## Begin Listed records

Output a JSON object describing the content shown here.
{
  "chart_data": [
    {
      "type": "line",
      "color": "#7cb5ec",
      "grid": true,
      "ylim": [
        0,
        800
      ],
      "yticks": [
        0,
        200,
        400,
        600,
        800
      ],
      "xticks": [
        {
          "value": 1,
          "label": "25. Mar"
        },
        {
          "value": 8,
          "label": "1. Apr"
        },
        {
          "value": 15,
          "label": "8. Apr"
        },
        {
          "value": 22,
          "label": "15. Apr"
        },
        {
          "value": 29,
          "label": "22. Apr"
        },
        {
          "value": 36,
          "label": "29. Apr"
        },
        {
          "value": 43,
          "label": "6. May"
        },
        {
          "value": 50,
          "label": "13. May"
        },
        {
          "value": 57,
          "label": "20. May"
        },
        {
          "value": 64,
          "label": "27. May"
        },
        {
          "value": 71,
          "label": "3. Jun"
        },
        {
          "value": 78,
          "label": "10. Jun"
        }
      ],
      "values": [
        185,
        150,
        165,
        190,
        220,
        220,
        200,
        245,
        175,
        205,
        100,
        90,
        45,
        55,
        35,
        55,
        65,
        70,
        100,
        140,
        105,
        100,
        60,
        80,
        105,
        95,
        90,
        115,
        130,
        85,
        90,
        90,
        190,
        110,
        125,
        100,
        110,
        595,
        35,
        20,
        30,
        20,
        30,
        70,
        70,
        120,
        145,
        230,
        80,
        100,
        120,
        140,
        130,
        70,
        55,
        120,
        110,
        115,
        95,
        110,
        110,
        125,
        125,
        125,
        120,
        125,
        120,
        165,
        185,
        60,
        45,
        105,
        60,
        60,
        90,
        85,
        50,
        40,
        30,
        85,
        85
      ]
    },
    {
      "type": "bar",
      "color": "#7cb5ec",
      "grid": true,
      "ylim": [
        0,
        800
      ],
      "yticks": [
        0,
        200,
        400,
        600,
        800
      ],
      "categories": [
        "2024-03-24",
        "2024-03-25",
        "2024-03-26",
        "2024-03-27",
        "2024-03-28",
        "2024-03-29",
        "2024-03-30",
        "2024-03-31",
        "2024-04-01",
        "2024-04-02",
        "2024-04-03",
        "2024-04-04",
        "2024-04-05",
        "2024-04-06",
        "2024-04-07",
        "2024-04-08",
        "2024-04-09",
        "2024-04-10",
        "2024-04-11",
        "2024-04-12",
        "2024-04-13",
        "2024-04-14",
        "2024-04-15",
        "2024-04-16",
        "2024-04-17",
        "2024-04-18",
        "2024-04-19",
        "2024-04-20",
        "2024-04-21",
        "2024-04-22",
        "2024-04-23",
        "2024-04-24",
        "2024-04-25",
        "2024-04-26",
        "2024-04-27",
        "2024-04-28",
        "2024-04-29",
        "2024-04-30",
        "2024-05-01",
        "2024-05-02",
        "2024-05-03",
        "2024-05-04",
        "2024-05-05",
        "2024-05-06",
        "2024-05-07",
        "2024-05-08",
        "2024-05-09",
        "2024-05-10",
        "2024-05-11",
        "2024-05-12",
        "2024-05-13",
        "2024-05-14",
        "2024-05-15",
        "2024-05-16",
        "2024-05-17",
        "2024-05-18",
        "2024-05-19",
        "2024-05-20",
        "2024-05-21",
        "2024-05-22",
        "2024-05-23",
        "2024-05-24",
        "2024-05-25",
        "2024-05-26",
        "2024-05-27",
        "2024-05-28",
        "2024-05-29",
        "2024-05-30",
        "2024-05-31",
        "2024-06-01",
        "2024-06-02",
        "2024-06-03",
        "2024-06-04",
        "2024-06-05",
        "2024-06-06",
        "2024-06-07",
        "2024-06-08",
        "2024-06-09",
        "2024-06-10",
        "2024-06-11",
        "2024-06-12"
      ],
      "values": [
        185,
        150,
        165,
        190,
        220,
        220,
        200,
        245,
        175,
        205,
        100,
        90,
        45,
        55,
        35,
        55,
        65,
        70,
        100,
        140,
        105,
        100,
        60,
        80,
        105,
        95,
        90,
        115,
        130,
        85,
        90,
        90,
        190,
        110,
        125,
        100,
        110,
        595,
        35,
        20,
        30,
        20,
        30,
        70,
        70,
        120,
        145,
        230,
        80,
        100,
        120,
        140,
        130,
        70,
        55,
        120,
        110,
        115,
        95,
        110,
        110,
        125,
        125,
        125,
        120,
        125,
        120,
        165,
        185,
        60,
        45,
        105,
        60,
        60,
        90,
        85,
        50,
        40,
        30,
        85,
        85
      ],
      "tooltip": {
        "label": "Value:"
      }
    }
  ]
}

## End Listed records

What the exercise asks. Reproduce all the records precisely.

Solution to this task.
Output a JSON object describing the content shown here.
{
  "chart_data": [
    {
      "type": "line",
      "color": "#7cb5ec",
      "grid": true,
      "ylim": [
        0,
        800
      ],
      "yticks": [
        0,
        200,
        400,
        600,
        800
      ],
      "xticks": [
        {
          "value": 1,
          "label": "25. Mar"
        },
        {
          "value": 8,
          "label": "1. Apr"
        },
        {
          "value": 15,
          "label": "8. Apr"
        },
        {
          "value": 22,
          "label": "15. Apr"
        },
        {
          "value": 29,
          "label": "22. Apr"
        },
        {
          "value": 36,
          "label": "29. Apr"
        },
        {
          "value": 43,
          "label": "6. May"
        },
        {
          "value": 50,
          "label": "13. May"
        },
        {
          "value": 57,
          "label": "20. May"
        },
        {
          "value": 64,
          "label": "27. May"
        },
        {
          "value": 71,
          "label": "3. Jun"
        },
        {
          "value": 78,
          "label": "10. Jun"
        }
      ],
      "values": [
        185,
        150,
        165,
        190,
        220,
        220,
        200,
        245,
        175,
        205,
        100,
        90,
        45,
        55,
        35,
        55,
        65,
        70,
        100,
        140,
        105,
        100,
        60,
        80,
        105,
        95,
        90,
        115,
        130,
        85,
        90,
        90,
        190,
        110,
        125,
        100,
        110,
        595,
        35,
        20,
        30,
        20,
        30,
        70,
        70,
        120,
        145,
        230,
        80,
        100,
        120,
        140,
        130,
        70,
        55,
        120,
        110,
        115,
        95,
        110,
        110,
        125,
        125,
        125,
        120,
        125,
        120,
        165,
        185,
        60,
        45,
        105,
        60,
        60,
        90,
        85,
        50,
        40,
        30,
        85,
        85
      ]
    },
    {
      "type": "bar",
      "color": "#7cb5ec",
      "grid": true,
      "ylim": [
        0,
        800
      ],
      "yticks": [
        0,
        200,
        400,
        600,
        800
      ],
      "categories": [
        "2024-03-24",
        "2024-03-25",
        "2024-03-26",
        "2024-03-27",
        "2024-03-28",
        "2024-03-29",
        "2024-03-30",
        "2024-03-31",
        "2024-04-01",
        "2024-04-02",
        "2024-04-03",
        "2024-04-04",
        "2024-04-05",
        "2024-04-06",
        "2024-04-07",
        "2024-04-08",
        "2024-04-09",
        "2024-04-10",
        "2024-04-11",
        "2024-04-12",
        "2024-04-13",
        "2024-04-14",
        "2024-04-15",
        "2024-04-16",
        "2024-04-17",
        "2024-04-18",
        "2024-04-19",
        "2024-04-20",
        "2024-04-21",
        "2024-04-22",
        "2024-04-23",
        "2024-04-24",
        "2024-04-25",
        "2024-04-26",
        "2024-04-27",
        "2024-04-28",
        "2024-04-29",
        "2024-04-30",
        "2024-05-01",
        "2024-05-02",
        "2024-05-03",
        "2024-05-04",
        "2024-05-05",
        "2024-05-06",
        "2024-05-07",
        "2024-05-08",
        "2024-05-09",
        "2024-05-10",
        "2024-05-11",
        "2024-05-12",
        "2024-05-13",
        "2024-05-14",
        "2024-05-15",
        "2024-05-16",
        "2024-05-17",
        "2024-05-18",
        "2024-05-19",
        "2024-05-20",
        "2024-05-21",
        "2024-05-22",
        "2024-05-23",
        "2024-05-24",
        "2024-05-25",
        "2024-05-26",
        "2024-05-27",
        "2024-05-28",
        "2024-05-29",
        "2024-05-30",
        "2024-05-31",
        "2024-06-01",
        "2024-06-02",
        "2024-06-03",
        "2024-06-04",
        "2024-06-05",
        "2024-06-06",
        "2024-06-07",
        "2024-06-08",
        "2024-06-09",
        "2024-06-10",
        "2024-06-11",
        "2024-06-12"
      ],
      "values": [
        185,
        150,
        165,
        190,
        220,
        220,
        200,
        245,
        175,
        205,
        100,
        90,
        45,
        55,
        35,
        55,
        65,
        70,
        100,
        140,
        105,
        100,
        60,
        80,
        105,
        95,
        90,
        115,
        130,
        85,
        90,
        90,
        190,
        110,
        125,
        100,
        110,
        595,
        35,
        20,
        30,
        20,
        30,
        70,
        70,
        120,
        145,
        230,
        80,
        100,
        120,
        140,
        130,
        70,
        55,
        120,
        110,
        115,
        95,
        110,
        110,
        125,
        125,
        125,
        120,
        125,
        120,
        165,
        185,
        60,
        45,
        105,
        60,
        60,
        90,
        85,
        50,
        40,
        30,
        85,
        85
      ],
      "tooltip": {
        "label": "Value:"
      }
    }
  ]
}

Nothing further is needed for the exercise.